**TO BE DONE:**
Return each line containing the string "stress".

**INPUT MATERIAL:**
────

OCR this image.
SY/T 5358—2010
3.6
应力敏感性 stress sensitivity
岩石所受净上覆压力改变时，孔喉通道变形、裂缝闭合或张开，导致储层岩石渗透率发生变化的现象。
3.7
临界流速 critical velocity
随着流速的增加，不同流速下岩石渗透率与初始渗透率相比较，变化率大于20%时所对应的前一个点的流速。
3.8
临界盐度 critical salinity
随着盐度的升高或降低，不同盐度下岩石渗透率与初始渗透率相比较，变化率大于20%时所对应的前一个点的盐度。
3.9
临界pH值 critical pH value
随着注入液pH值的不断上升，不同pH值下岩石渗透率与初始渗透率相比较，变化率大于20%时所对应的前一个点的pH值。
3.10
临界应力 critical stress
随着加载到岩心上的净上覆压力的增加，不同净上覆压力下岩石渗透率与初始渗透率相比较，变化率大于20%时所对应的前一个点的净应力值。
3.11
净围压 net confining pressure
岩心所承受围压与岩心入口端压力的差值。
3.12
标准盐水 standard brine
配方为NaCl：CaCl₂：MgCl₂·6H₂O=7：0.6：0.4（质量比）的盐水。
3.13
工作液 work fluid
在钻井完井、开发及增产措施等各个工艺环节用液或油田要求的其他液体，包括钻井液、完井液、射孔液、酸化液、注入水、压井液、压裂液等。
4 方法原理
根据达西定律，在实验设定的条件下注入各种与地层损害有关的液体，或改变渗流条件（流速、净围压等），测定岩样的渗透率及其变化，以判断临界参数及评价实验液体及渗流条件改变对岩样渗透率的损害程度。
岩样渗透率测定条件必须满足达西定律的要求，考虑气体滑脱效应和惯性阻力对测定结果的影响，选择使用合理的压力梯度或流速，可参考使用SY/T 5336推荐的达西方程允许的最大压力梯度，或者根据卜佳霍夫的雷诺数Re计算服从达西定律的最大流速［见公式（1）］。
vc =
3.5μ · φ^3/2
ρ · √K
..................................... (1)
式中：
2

────

**FINAL ANSWER:**
应力敏感性 stress sensitivity
临界应力 critical stress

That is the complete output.